### GOAL OF THE EXERCISE
Return every line of the records below verbatim, with no pictures in the copy.

### EXERCISE INPUT
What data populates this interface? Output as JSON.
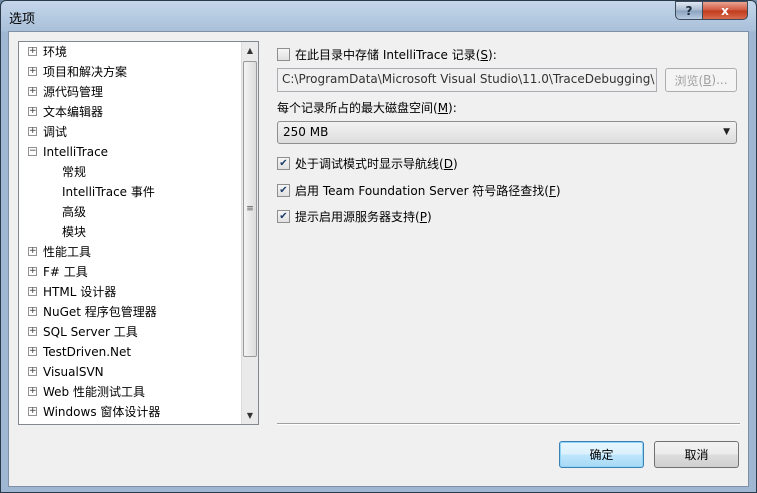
{
  "window": {
    "title": "选项",
    "help_glyph": "?",
    "close_glyph": "x"
  },
  "tree": {
    "items": [
      {
        "label": "环境",
        "level": 0,
        "expander": "+"
      },
      {
        "label": "项目和解决方案",
        "level": 0,
        "expander": "+"
      },
      {
        "label": "源代码管理",
        "level": 0,
        "expander": "+"
      },
      {
        "label": "文本编辑器",
        "level": 0,
        "expander": "+"
      },
      {
        "label": "调试",
        "level": 0,
        "expander": "+"
      },
      {
        "label": "IntelliTrace",
        "level": 0,
        "expander": "−"
      },
      {
        "label": "常规",
        "level": 1,
        "expander": ""
      },
      {
        "label": "IntelliTrace 事件",
        "level": 1,
        "expander": ""
      },
      {
        "label": "高级",
        "level": 1,
        "expander": ""
      },
      {
        "label": "模块",
        "level": 1,
        "expander": ""
      },
      {
        "label": "性能工具",
        "level": 0,
        "expander": "+"
      },
      {
        "label": "F# 工具",
        "level": 0,
        "expander": "+"
      },
      {
        "label": "HTML 设计器",
        "level": 0,
        "expander": "+"
      },
      {
        "label": "NuGet 程序包管理器",
        "level": 0,
        "expander": "+"
      },
      {
        "label": "SQL Server 工具",
        "level": 0,
        "expander": "+"
      },
      {
        "label": "TestDriven.Net",
        "level": 0,
        "expander": "+"
      },
      {
        "label": "VisualSVN",
        "level": 0,
        "expander": "+"
      },
      {
        "label": "Web 性能测试工具",
        "level": 0,
        "expander": "+"
      },
      {
        "label": "Windows 窗体设计器",
        "level": 0,
        "expander": "+"
      }
    ]
  },
  "scrollbar": {
    "up": "▲",
    "down": "▼",
    "grip": "≡"
  },
  "settings": {
    "store_in_dir": {
      "label": "在此目录中存储 IntelliTrace 记录(",
      "key": "S",
      "suffix": "):",
      "checked": false
    },
    "path_value": "C:\\ProgramData\\Microsoft Visual Studio\\11.0\\TraceDebugging\\",
    "browse": {
      "label": "浏览(",
      "key": "B",
      "suffix": ")..."
    },
    "max_disk": {
      "label": "每个记录所占的最大磁盘空间(",
      "key": "M",
      "suffix": "):"
    },
    "max_disk_value": "250 MB",
    "show_nav": {
      "label": "处于调试模式时显示导航线(",
      "key": "D",
      "suffix": ")",
      "checked": true
    },
    "tfs_symbols": {
      "label": "启用 Team Foundation Server 符号路径查找(",
      "key": "F",
      "suffix": ")",
      "checked": true
    },
    "source_server": {
      "label": "提示启用源服务器支持(",
      "key": "P",
      "suffix": ")",
      "checked": true
    },
    "check_glyph": "✔"
  },
  "buttons": {
    "ok": "确定",
    "cancel": "取消"
  }
}
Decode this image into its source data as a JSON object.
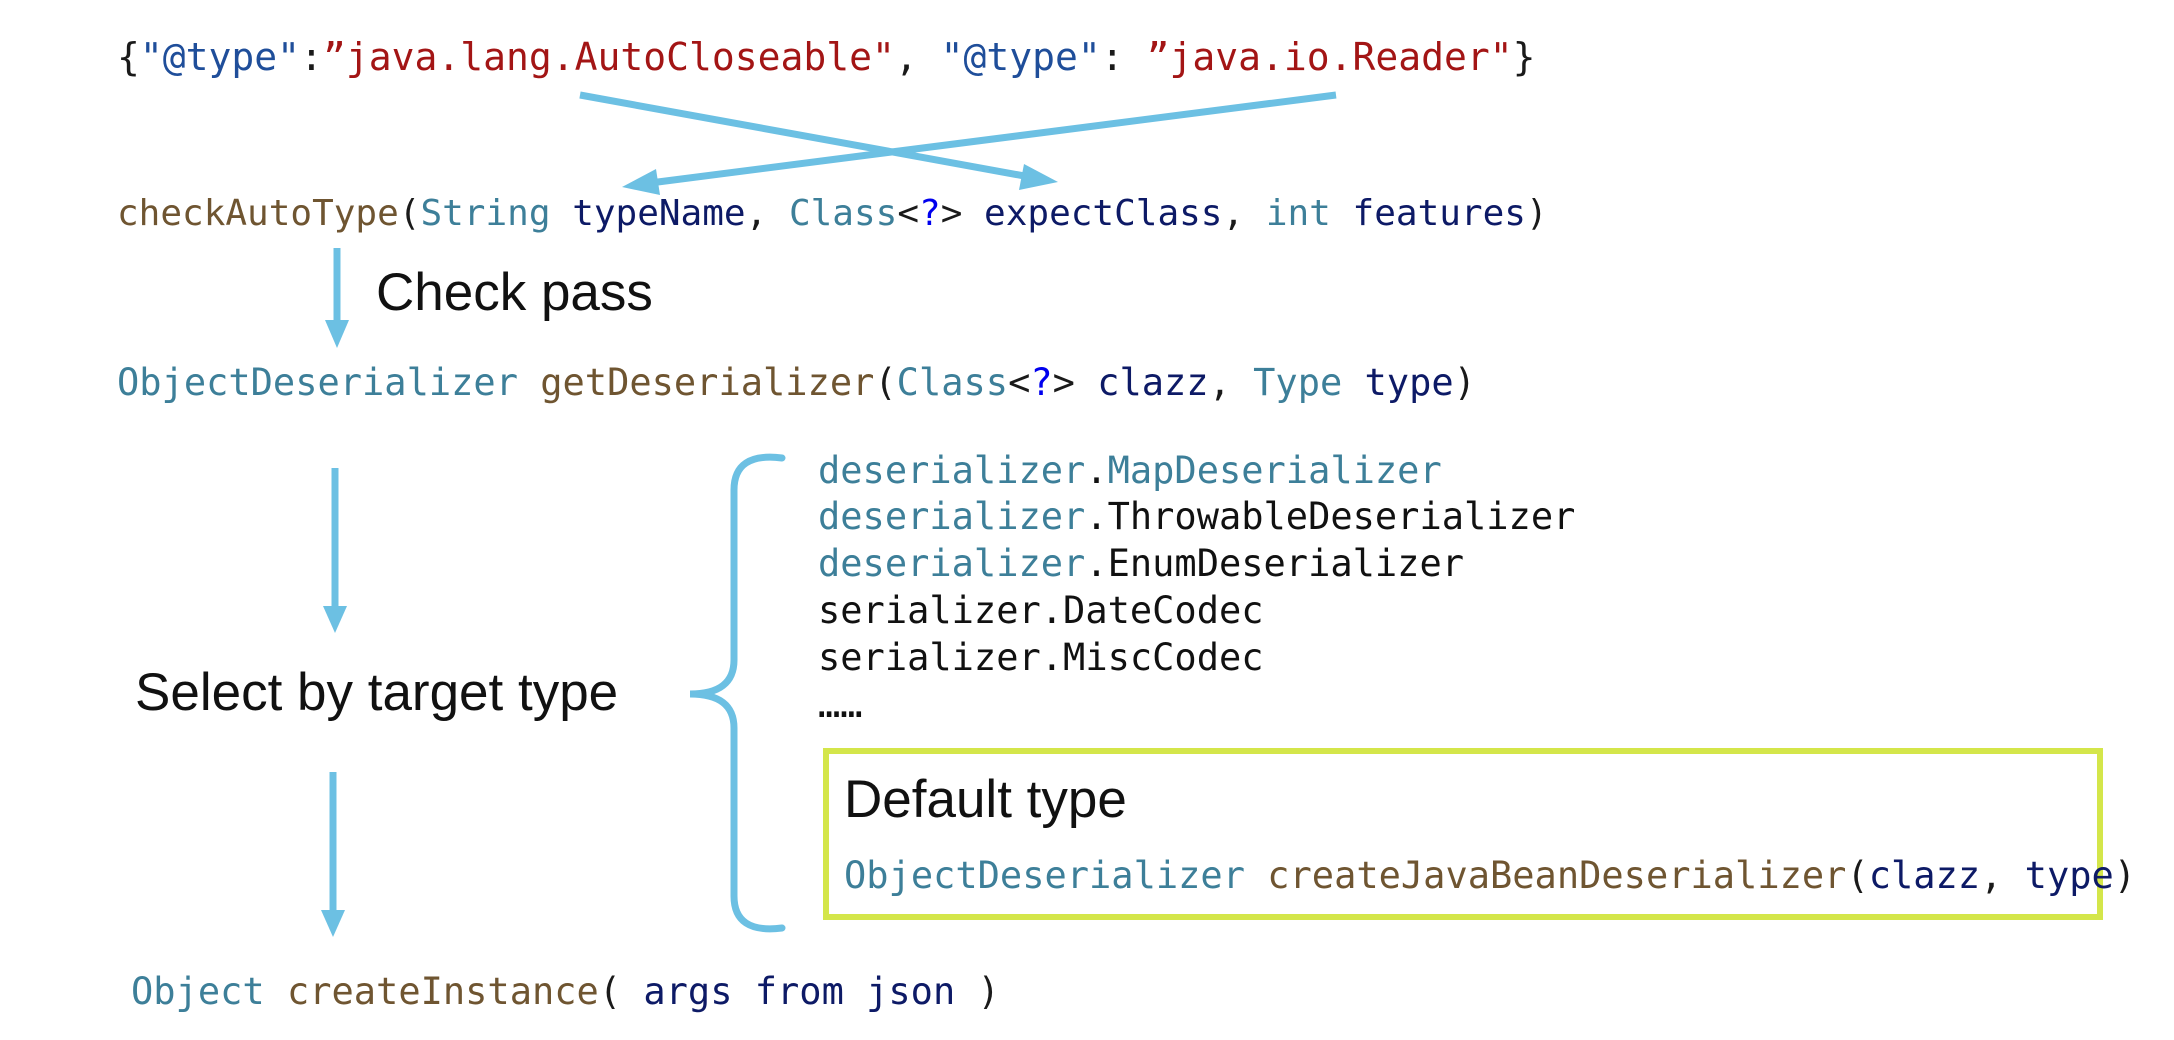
{
  "json_line": {
    "open": "{",
    "key1": "\"@type\"",
    "colon1": ":",
    "val1": "”java.lang.AutoCloseable\"",
    "sep": ", ",
    "key2": "\"@type\"",
    "colon2": ": ",
    "val2": "”java.io.Reader\"",
    "close": "}"
  },
  "check_line": {
    "fn": "checkAutoType",
    "open": "(",
    "t1": "String",
    "p1": "typeName",
    "c1": ", ",
    "t2": "Class",
    "lt": "<",
    "q": "?",
    "gt": "> ",
    "p2": "expectClass",
    "c2": ", ",
    "t3": "int",
    "p3": "features",
    "close": ")"
  },
  "labels": {
    "check_pass": "Check pass",
    "select_by_target": "Select by target type",
    "default_type": "Default type"
  },
  "getdes_line": {
    "ret": "ObjectDeserializer",
    "fn": "getDeserializer",
    "open": "(",
    "t1": "Class",
    "lt": "<",
    "q": "?",
    "gt": "> ",
    "p1": "clazz",
    "c1": ", ",
    "t2": "Type",
    "p2": "type",
    "close": ")"
  },
  "deserializers": [
    {
      "pkg": "deserializer",
      "dot": ".",
      "name": "MapDeserializer"
    },
    {
      "pkg": "deserializer",
      "dot": ".",
      "name": "ThrowableDeserializer"
    },
    {
      "pkg": "deserializer",
      "dot": ".",
      "name": "EnumDeserializer"
    },
    {
      "pkg": "serializer",
      "dot": ".",
      "name": "DateCodec"
    },
    {
      "pkg": "serializer",
      "dot": ".",
      "name": "MiscCodec"
    },
    {
      "pkg": "",
      "dot": "",
      "name": "……"
    }
  ],
  "default_call": {
    "ret": "ObjectDeserializer",
    "fn": "createJavaBeanDeserializer",
    "open": "(",
    "p1": "clazz",
    "c1": ", ",
    "p2": "type",
    "close": ")"
  },
  "create_line": {
    "ret": "Object",
    "fn": "createInstance",
    "open": "( ",
    "args": "args from json",
    "close": " )"
  },
  "colors": {
    "arrow": "#6cc0e3",
    "default_box_border": "#d4e64a",
    "string_literal": "#a31515",
    "json_key": "#1f4e9a",
    "function": "#6f5531",
    "type": "#3d7f99",
    "param": "#0d1a66"
  }
}
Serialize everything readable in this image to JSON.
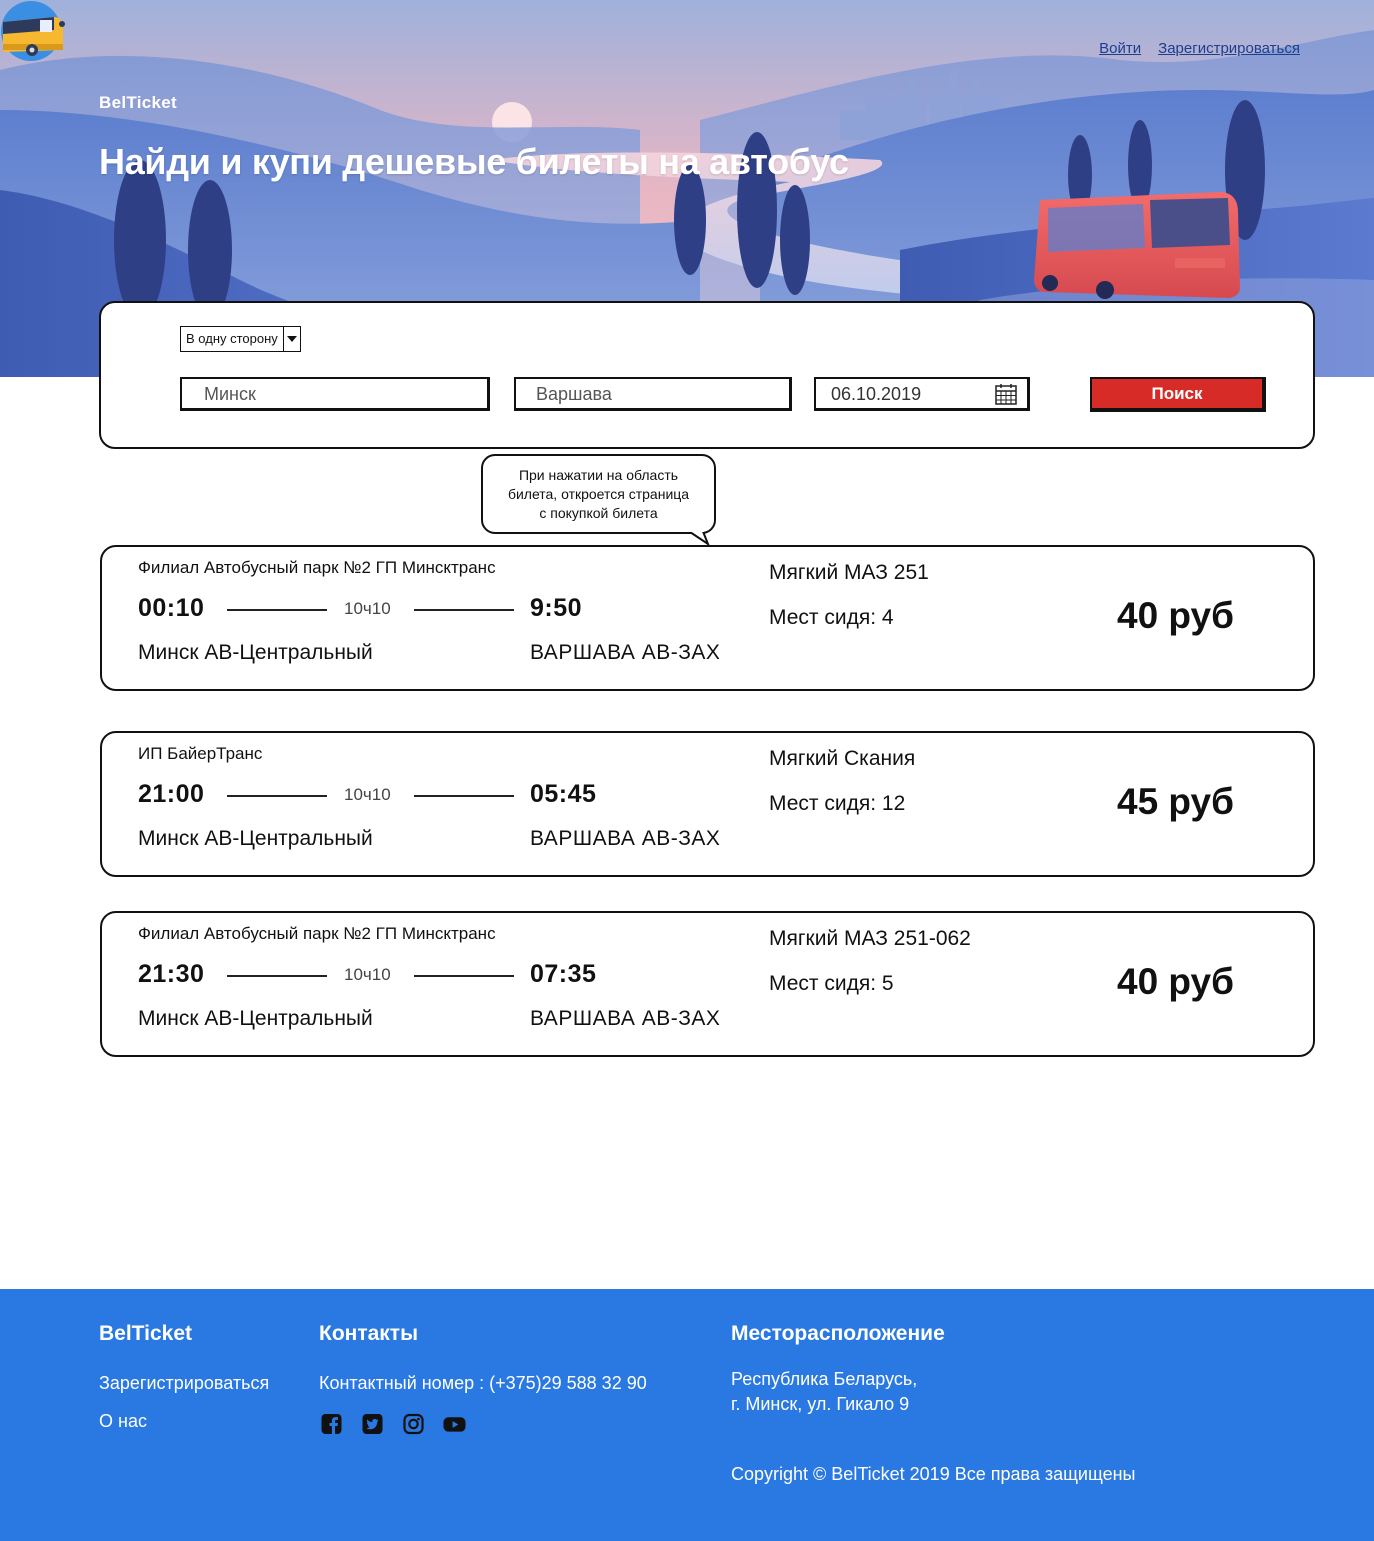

### RESULT BELOW
What data populates this interface? Output as JSON.
{
  "window": {
    "title": "选项",
    "help_glyph": "?",
    "close_glyph": "x"
  },
  "tree": {
    "items": [
      {
        "label": "环境",
        "level": 0,
        "expander": "+"
      },
      {
        "label": "项目和解决方案",
        "level": 0,
        "expander": "+"
      },
      {
        "label": "源代码管理",
        "level": 0,
        "expander": "+"
      },
      {
        "label": "文本编辑器",
        "level": 0,
        "expander": "+"
      },
      {
        "label": "调试",
        "level": 0,
        "expander": "+"
      },
      {
        "label": "IntelliTrace",
        "level": 0,
        "expander": "−"
      },
      {
        "label": "常规",
        "level": 1,
        "expander": ""
      },
      {
        "label": "IntelliTrace 事件",
        "level": 1,
        "expander": ""
      },
      {
        "label": "高级",
        "level": 1,
        "expander": ""
      },
      {
        "label": "模块",
        "level": 1,
        "expander": ""
      },
      {
        "label": "性能工具",
        "level": 0,
        "expander": "+"
      },
      {
        "label": "F# 工具",
        "level": 0,
        "expander": "+"
      },
      {
        "label": "HTML 设计器",
        "level": 0,
        "expander": "+"
      },
      {
        "label": "NuGet 程序包管理器",
        "level": 0,
        "expander": "+"
      },
      {
        "label": "SQL Server 工具",
        "level": 0,
        "expander": "+"
      },
      {
        "label": "TestDriven.Net",
        "level": 0,
        "expander": "+"
      },
      {
        "label": "VisualSVN",
        "level": 0,
        "expander": "+"
      },
      {
        "label": "Web 性能测试工具",
        "level": 0,
        "expander": "+"
      },
      {
        "label": "Windows 窗体设计器",
        "level": 0,
        "expander": "+"
      }
    ]
  },
  "scrollbar": {
    "up": "▲",
    "down": "▼",
    "grip": "≡"
  },
  "settings": {
    "store_in_dir": {
      "label": "在此目录中存储 IntelliTrace 记录(",
      "key": "S",
      "suffix": "):",
      "checked": false
    },
    "path_value": "C:\\ProgramData\\Microsoft Visual Studio\\11.0\\TraceDebugging\\",
    "browse": {
      "label": "浏览(",
      "key": "B",
      "suffix": ")..."
    },
    "max_disk": {
      "label": "每个记录所占的最大磁盘空间(",
      "key": "M",
      "suffix": "):"
    },
    "max_disk_value": "250 MB",
    "show_nav": {
      "label": "处于调试模式时显示导航线(",
      "key": "D",
      "suffix": ")",
      "checked": true
    },
    "tfs_symbols": {
      "label": "启用 Team Foundation Server 符号路径查找(",
      "key": "F",
      "suffix": ")",
      "checked": true
    },
    "source_server": {
      "label": "提示启用源服务器支持(",
      "key": "P",
      "suffix": ")",
      "checked": true
    },
    "check_glyph": "✔"
  },
  "buttons": {
    "ok": "确定",
    "cancel": "取消"
  }
}
Decode this image into its source data as a JSON object.
{
  "json_line": {
    "open": "{",
    "key1": "\"@type\"",
    "colon1": ":",
    "val1": "”java.lang.AutoCloseable\"",
    "sep": ", ",
    "key2": "\"@type\"",
    "colon2": ": ",
    "val2": "”java.io.Reader\"",
    "close": "}"
  },
  "check_line": {
    "fn": "checkAutoType",
    "open": "(",
    "t1": "String",
    "p1": "typeName",
    "c1": ", ",
    "t2": "Class",
    "lt": "<",
    "q": "?",
    "gt": "> ",
    "p2": "expectClass",
    "c2": ", ",
    "t3": "int",
    "p3": "features",
    "close": ")"
  },
  "labels": {
    "check_pass": "Check pass",
    "select_by_target": "Select by target type",
    "default_type": "Default type"
  },
  "getdes_line": {
    "ret": "ObjectDeserializer",
    "fn": "getDeserializer",
    "open": "(",
    "t1": "Class",
    "lt": "<",
    "q": "?",
    "gt": "> ",
    "p1": "clazz",
    "c1": ", ",
    "t2": "Type",
    "p2": "type",
    "close": ")"
  },
  "deserializers": [
    {
      "pkg": "deserializer",
      "dot": ".",
      "name": "MapDeserializer"
    },
    {
      "pkg": "deserializer",
      "dot": ".",
      "name": "ThrowableDeserializer"
    },
    {
      "pkg": "deserializer",
      "dot": ".",
      "name": "EnumDeserializer"
    },
    {
      "pkg": "serializer",
      "dot": ".",
      "name": "DateCodec"
    },
    {
      "pkg": "serializer",
      "dot": ".",
      "name": "MiscCodec"
    },
    {
      "pkg": "",
      "dot": "",
      "name": "……"
    }
  ],
  "default_call": {
    "ret": "ObjectDeserializer",
    "fn": "createJavaBeanDeserializer",
    "open": "(",
    "p1": "clazz",
    "c1": ", ",
    "p2": "type",
    "close": ")"
  },
  "create_line": {
    "ret": "Object",
    "fn": "createInstance",
    "open": "( ",
    "args": "args from json",
    "close": " )"
  },
  "colors": {
    "arrow": "#6cc0e3",
    "default_box_border": "#d4e64a",
    "string_literal": "#a31515",
    "json_key": "#1f4e9a",
    "function": "#6f5531",
    "type": "#3d7f99",
    "param": "#0d1a66"
  }
}
Serialize everything readable in this image to JSON.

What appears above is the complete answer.